■ Excerpted text:
>> start

The question is not whether access would facilitate the union’s relationship
with its members; it would be surprising if that question were not always
answered in the affirmative. The question is whether access would, in the
language of Bernard, be necessary to ensure that the union was on an
equal footing with the employer during collective bargaining, all in the
context of a mature bargaining relationship in which the parties had already
negotiated a clause with respect to union access to employer property for union
business.
[14]
Parliament has recognized the Treasury Board’s
right to control and manage its workplace: Financial Administration Act,
R.S.C. 1985, c. F-11, ss. 7, 11. The employer’s discretion in this respect can
only be restricted by statute, or by a provision of the collective agreement: Canada
(Attorney General) v. Association of Justice Counsel, 2016 FCA 92 at para.
24, [2016] 4 F.C.R 349; Brescia v. Canada (Treasury Board), 2005
FCA 236 at para. 16, [2006] 2 F.C.R. 343 (Brescia) citing Public
Service Alliance of Canada et al v. Canadian Grain Commission and Canada
(Treasury Board) et al (1986), 5 F.T.R. 51 (Fed. T.D.) at para. 53; Public
Service Alliance of Canada v. Treasury Board, 2011 PSLRB 106 at para. 31, [2011]
C.P.S.L.R.B. No. 105.
[15]
The Board also placed an onus on the employer to
demonstrate a compelling business reason for denying the request, a test for
which there is no precedent in the relevant jurisprudence in respect of
paragraph 186(1)(a) and the federal public service. Shifting the onus to
the employer to justify a refusal of a request by the union to conduct business
on-site and during work hours based on compelling business reasons is
inconsistent with the starting point of the analysis in Bernard. It is
also inconsistent with subsection 191(3) which expressly delineates the
circumstances under which the burden shifts in the face of an allegation of an
unfair labour practice.

>> end

■ Your objective:
Repeat word for word the stretch of the ruling excerpt from "24, [2016] 4" through "C.P.S.L.R.B. No. 105.". The data has no connection to the ruling excerpt.

(Data items)

>> start

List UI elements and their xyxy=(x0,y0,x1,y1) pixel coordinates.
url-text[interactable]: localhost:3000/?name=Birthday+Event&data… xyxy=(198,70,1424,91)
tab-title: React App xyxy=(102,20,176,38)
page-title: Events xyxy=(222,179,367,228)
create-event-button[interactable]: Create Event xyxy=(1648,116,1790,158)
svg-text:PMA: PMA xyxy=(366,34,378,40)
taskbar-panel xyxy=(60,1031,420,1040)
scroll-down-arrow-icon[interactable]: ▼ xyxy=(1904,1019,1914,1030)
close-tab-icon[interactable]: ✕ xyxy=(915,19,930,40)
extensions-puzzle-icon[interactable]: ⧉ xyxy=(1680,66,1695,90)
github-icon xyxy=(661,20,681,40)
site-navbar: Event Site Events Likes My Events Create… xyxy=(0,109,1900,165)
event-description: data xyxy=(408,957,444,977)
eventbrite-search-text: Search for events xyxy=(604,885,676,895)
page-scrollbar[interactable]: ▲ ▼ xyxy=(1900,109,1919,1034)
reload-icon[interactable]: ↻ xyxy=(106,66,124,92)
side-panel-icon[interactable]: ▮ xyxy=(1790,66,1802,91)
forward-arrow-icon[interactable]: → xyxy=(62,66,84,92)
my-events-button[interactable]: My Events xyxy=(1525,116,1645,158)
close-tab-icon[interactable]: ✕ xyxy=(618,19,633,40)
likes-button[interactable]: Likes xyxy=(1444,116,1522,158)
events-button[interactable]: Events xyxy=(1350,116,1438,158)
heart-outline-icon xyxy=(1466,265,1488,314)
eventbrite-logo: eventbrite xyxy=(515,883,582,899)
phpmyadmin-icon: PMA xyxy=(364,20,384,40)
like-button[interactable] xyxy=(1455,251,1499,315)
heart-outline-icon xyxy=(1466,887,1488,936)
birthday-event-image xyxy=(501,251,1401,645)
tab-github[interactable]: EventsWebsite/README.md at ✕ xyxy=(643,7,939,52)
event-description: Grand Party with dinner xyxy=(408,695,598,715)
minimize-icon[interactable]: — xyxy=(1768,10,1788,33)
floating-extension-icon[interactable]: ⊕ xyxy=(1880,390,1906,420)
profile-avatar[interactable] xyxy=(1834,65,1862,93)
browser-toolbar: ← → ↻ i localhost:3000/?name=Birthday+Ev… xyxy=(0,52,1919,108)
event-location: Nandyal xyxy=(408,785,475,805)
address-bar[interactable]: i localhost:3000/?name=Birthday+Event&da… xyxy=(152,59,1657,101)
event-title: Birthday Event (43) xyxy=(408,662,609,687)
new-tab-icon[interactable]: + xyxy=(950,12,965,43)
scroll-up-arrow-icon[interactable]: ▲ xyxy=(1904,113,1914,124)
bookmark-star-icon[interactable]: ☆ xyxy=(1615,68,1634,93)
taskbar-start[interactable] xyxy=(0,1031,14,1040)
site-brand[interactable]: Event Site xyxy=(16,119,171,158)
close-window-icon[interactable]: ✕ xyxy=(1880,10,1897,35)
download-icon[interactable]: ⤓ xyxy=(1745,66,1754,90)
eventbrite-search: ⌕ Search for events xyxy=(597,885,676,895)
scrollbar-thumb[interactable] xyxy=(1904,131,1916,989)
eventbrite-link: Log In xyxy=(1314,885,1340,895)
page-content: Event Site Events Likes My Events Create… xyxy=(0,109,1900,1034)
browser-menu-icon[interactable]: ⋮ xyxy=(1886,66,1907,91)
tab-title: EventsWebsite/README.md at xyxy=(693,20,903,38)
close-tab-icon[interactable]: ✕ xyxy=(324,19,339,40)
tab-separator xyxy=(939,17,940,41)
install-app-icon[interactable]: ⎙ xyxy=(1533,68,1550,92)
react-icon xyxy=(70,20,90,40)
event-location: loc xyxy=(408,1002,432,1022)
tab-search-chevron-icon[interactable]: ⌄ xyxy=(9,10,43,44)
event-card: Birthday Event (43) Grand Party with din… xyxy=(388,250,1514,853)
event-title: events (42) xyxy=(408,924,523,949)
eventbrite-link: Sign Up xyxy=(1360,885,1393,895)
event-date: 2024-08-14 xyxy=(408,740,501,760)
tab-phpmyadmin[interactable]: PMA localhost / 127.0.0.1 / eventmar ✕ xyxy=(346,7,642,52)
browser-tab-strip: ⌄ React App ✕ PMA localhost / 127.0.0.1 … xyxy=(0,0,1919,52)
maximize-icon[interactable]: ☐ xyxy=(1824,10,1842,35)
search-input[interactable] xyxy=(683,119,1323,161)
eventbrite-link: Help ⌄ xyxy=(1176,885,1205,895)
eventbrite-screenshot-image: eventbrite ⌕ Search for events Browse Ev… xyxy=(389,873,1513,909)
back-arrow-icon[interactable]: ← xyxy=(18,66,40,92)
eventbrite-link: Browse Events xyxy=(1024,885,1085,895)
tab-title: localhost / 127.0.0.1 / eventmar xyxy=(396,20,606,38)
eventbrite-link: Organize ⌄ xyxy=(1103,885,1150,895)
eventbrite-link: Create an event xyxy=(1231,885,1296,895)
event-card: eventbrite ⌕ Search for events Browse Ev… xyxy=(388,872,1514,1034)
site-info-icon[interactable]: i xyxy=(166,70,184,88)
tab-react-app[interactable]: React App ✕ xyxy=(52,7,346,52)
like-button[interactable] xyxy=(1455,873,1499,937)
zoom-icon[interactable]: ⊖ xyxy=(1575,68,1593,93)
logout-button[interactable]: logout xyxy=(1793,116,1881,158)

>> end

■ Solved exercise:
24, [2016] 4 F.C.R 349; Brescia v. Canada (Treasury Board), 2005
FCA 236 at para. 16, [2006] 2 F.C.R. 343 (Brescia) citing Public
Service Alliance of Canada et al v. Canadian Grain Commission and Canada
(Treasury Board) et al (1986), 5 F.T.R. 51 (Fed. T.D.) at para. 53; Public
Service Alliance of Canada v. Treasury Board, 2011 PSLRB 106 at para. 31, [2011]
C.P.S.L.R.B. No. 105.